* **Stated task**:
Keep only those lines of the records that include the string "object".

* **Dataset content**:
┌──

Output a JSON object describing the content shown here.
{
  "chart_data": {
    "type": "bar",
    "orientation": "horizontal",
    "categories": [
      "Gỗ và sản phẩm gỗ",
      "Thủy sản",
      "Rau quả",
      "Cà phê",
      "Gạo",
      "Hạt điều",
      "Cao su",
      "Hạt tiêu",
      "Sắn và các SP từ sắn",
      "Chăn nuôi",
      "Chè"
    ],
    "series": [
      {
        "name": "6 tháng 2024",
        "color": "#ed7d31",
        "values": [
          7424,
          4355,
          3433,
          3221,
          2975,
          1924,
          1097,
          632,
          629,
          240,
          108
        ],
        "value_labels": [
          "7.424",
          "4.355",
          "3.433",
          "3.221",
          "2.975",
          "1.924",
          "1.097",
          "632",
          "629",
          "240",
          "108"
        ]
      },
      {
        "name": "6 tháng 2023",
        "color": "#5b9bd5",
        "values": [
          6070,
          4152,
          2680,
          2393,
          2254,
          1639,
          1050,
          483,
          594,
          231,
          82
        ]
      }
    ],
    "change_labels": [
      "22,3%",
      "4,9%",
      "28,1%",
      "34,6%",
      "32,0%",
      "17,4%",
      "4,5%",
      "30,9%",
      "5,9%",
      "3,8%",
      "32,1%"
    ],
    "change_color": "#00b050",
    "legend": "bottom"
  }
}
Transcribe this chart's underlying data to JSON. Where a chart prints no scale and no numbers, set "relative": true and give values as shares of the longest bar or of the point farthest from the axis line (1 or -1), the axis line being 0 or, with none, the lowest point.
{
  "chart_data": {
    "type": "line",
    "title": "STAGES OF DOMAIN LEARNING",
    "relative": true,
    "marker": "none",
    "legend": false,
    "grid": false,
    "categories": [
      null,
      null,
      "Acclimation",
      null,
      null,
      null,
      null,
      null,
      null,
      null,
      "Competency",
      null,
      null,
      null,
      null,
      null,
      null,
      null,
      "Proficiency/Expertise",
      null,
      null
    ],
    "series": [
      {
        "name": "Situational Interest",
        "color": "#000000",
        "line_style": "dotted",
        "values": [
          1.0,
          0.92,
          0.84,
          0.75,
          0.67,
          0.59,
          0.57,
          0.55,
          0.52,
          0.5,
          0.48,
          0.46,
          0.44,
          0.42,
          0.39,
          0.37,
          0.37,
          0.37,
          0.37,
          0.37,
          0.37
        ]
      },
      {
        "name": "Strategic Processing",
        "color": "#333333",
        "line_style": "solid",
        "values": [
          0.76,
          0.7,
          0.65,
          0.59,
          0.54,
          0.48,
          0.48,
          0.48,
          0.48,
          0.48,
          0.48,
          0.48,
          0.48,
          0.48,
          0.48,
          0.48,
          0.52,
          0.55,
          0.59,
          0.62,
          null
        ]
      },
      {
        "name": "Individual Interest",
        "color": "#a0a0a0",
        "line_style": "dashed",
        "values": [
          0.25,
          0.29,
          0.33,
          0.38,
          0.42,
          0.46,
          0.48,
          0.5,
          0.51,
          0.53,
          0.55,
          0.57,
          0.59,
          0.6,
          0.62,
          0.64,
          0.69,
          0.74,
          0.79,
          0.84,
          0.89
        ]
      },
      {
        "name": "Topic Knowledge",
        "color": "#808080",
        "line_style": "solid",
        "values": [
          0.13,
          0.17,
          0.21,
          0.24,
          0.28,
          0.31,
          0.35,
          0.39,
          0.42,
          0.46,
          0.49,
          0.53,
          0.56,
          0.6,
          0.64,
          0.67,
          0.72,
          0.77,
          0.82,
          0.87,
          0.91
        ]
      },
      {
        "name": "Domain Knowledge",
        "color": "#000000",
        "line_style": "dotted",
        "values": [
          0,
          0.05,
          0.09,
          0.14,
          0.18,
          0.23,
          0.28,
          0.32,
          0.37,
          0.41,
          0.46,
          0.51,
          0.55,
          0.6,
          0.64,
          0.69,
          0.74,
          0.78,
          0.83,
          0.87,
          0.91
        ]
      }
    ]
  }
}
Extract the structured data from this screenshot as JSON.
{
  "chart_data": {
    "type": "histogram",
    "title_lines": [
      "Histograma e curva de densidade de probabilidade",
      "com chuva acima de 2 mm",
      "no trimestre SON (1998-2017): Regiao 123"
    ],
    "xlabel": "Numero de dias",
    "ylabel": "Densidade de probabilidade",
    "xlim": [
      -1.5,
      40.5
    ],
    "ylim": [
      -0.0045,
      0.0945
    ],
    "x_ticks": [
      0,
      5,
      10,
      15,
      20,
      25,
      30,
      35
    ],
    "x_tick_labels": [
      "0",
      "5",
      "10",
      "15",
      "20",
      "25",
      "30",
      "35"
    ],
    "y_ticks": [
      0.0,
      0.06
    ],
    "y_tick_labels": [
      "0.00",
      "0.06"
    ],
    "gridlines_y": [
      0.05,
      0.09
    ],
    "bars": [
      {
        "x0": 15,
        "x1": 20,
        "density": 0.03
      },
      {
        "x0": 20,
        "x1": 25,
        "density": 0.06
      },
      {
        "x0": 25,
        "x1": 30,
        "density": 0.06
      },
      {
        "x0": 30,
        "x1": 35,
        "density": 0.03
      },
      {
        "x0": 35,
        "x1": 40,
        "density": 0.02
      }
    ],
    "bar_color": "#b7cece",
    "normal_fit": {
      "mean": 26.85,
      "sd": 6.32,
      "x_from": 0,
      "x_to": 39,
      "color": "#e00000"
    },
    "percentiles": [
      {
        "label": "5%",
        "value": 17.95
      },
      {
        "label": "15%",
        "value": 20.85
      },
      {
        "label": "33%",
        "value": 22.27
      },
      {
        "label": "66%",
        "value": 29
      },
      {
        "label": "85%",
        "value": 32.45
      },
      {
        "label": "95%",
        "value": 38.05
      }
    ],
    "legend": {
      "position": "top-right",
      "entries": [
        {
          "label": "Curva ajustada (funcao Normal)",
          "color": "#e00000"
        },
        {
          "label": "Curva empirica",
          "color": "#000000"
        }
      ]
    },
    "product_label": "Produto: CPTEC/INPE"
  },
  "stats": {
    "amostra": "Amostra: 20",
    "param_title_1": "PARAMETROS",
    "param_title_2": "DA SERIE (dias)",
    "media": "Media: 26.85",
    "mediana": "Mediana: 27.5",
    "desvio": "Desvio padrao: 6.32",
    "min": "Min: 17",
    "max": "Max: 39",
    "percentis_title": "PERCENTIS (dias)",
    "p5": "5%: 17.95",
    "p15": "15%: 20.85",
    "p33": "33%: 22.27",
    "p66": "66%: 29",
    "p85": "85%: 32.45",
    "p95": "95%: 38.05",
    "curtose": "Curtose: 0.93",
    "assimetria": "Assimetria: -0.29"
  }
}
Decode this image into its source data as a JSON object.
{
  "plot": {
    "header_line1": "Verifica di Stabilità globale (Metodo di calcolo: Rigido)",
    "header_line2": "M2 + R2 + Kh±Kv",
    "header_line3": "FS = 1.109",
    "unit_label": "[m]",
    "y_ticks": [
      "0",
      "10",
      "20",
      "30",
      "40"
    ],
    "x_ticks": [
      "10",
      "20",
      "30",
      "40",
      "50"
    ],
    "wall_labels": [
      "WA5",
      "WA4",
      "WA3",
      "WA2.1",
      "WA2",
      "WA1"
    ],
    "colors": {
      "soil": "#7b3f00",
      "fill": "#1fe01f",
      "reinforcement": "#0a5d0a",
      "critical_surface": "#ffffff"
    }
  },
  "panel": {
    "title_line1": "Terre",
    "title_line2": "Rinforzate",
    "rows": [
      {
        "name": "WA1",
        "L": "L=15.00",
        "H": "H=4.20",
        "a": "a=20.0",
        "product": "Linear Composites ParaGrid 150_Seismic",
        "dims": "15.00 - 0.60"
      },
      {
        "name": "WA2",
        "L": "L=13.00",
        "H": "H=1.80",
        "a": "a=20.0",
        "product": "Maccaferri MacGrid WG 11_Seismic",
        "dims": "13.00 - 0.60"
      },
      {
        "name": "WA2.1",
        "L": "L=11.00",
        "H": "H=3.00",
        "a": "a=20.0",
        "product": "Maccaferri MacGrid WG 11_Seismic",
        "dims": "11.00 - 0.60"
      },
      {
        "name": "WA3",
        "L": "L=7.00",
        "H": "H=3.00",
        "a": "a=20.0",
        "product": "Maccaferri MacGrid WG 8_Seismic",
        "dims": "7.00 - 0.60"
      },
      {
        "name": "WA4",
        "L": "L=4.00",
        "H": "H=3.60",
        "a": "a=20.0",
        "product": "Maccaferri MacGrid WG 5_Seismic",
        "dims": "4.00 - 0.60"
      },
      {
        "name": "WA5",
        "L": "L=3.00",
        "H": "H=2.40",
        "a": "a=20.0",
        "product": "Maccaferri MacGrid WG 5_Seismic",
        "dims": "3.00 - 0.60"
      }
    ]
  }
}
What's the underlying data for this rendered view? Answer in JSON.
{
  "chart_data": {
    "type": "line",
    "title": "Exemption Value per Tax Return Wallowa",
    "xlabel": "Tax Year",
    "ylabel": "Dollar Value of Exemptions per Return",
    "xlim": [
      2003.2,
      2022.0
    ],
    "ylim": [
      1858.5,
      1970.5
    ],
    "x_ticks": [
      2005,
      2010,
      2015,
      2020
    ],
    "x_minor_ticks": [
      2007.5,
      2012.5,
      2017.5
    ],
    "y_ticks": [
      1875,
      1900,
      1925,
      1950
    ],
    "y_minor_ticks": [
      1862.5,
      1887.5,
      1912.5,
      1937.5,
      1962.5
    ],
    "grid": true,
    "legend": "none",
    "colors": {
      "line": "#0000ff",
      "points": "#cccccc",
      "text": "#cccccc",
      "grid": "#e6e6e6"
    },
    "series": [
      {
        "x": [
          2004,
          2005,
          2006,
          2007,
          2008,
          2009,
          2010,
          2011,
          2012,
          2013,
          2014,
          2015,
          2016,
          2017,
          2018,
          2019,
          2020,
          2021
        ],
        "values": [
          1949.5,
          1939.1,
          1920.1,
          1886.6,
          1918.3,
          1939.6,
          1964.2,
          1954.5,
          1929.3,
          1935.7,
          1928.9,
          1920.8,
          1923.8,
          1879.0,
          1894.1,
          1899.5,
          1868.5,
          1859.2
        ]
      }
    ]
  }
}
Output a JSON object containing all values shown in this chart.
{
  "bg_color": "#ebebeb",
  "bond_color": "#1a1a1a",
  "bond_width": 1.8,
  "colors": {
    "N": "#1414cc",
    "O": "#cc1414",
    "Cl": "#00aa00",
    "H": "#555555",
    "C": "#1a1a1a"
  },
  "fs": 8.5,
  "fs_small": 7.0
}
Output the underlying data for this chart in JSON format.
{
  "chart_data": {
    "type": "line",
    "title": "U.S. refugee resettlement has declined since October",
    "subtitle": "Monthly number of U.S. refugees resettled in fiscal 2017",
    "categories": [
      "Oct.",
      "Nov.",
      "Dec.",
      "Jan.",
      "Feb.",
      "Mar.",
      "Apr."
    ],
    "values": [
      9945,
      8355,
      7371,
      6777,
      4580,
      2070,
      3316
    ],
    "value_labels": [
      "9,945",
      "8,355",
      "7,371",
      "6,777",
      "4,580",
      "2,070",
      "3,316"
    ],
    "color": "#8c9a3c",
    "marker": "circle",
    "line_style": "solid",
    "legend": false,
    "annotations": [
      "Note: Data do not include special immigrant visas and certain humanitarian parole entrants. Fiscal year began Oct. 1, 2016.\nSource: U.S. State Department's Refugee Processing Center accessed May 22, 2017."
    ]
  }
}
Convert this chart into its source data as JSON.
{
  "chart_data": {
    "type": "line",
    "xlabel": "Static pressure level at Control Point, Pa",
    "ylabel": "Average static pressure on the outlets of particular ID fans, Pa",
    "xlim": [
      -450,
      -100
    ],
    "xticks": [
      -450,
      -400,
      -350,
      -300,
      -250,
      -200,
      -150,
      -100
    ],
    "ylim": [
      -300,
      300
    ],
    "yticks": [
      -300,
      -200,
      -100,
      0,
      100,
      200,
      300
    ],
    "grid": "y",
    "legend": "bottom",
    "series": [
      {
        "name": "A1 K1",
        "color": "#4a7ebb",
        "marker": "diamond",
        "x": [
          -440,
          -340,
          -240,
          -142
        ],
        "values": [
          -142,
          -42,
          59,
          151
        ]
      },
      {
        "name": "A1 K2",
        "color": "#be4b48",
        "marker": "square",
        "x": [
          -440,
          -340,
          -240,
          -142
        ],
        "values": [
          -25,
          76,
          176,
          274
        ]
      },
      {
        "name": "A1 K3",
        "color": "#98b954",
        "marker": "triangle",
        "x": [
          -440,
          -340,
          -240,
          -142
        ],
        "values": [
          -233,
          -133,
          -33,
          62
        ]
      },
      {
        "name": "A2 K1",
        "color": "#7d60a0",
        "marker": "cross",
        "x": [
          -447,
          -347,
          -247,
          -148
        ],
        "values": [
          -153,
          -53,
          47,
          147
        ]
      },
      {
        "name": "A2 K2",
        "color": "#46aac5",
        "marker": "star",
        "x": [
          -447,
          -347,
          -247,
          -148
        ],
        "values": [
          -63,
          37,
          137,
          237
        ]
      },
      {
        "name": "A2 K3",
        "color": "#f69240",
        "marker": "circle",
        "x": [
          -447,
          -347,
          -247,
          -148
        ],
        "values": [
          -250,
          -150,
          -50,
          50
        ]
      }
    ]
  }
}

└──

* **Correct output**:
Output a JSON object describing the content shown here.
Decode this image into its source data as a JSON object.
Output a JSON object containing all values shown in this chart.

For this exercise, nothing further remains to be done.